▶ _To be done_
Write out each entry again. Keep every word exactly as it is.

··· Information supplied

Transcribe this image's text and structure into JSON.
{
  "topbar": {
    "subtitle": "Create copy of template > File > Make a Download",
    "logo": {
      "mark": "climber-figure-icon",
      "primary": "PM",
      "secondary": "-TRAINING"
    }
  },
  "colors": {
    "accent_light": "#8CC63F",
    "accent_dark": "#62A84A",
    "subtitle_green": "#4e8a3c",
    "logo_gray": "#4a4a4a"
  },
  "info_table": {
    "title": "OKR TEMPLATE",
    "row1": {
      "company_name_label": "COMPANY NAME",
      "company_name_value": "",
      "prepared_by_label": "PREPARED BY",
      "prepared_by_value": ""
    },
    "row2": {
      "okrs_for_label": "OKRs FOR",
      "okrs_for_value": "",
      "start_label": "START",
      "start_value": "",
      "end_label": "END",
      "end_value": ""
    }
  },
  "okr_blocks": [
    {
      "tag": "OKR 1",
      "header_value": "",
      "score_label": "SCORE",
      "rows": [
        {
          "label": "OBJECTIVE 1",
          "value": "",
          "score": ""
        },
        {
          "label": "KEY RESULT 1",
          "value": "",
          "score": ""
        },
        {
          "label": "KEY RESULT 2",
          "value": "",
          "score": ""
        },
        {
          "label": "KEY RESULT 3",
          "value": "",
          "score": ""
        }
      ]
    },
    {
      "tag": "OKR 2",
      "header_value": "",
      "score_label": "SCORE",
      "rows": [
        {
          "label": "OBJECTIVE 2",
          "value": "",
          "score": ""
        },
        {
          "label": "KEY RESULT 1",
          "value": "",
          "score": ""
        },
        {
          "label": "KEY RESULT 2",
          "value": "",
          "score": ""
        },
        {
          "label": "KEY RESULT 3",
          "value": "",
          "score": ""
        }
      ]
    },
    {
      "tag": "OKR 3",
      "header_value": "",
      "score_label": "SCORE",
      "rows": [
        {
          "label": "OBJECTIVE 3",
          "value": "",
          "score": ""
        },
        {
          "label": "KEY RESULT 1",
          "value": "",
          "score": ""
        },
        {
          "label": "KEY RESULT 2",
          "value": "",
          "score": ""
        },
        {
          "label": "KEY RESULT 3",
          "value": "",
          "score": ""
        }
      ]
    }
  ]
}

······

▶ _Answer for this exercise_
Transcribe this image's text and structure into JSON.
{
  "topbar": {
    "subtitle": "Create copy of template > File > Make a Download",
    "logo": {
      "mark": "climber-figure-icon",
      "primary": "PM",
      "secondary": "-TRAINING"
    }
  },
  "colors": {
    "accent_light": "#8CC63F",
    "accent_dark": "#62A84A",
    "subtitle_green": "#4e8a3c",
    "logo_gray": "#4a4a4a"
  },
  "info_table": {
    "title": "OKR TEMPLATE",
    "row1": {
      "company_name_label": "COMPANY NAME",
      "company_name_value": "",
      "prepared_by_label": "PREPARED BY",
      "prepared_by_value": ""
    },
    "row2": {
      "okrs_for_label": "OKRs FOR",
      "okrs_for_value": "",
      "start_label": "START",
      "start_value": "",
      "end_label": "END",
      "end_value": ""
    }
  },
  "okr_blocks": [
    {
      "tag": "OKR 1",
      "header_value": "",
      "score_label": "SCORE",
      "rows": [
        {
          "label": "OBJECTIVE 1",
          "value": "",
          "score": ""
        },
        {
          "label": "KEY RESULT 1",
          "value": "",
          "score": ""
        },
        {
          "label": "KEY RESULT 2",
          "value": "",
          "score": ""
        },
        {
          "label": "KEY RESULT 3",
          "value": "",
          "score": ""
        }
      ]
    },
    {
      "tag": "OKR 2",
      "header_value": "",
      "score_label": "SCORE",
      "rows": [
        {
          "label": "OBJECTIVE 2",
          "value": "",
          "score": ""
        },
        {
          "label": "KEY RESULT 1",
          "value": "",
          "score": ""
        },
        {
          "label": "KEY RESULT 2",
          "value": "",
          "score": ""
        },
        {
          "label": "KEY RESULT 3",
          "value": "",
          "score": ""
        }
      ]
    },
    {
      "tag": "OKR 3",
      "header_value": "",
      "score_label": "SCORE",
      "rows": [
        {
          "label": "OBJECTIVE 3",
          "value": "",
          "score": ""
        },
        {
          "label": "KEY RESULT 1",
          "value": "",
          "score": ""
        },
        {
          "label": "KEY RESULT 2",
          "value": "",
          "score": ""
        },
        {
          "label": "KEY RESULT 3",
          "value": "",
          "score": ""
        }
      ]
    }
  ]
}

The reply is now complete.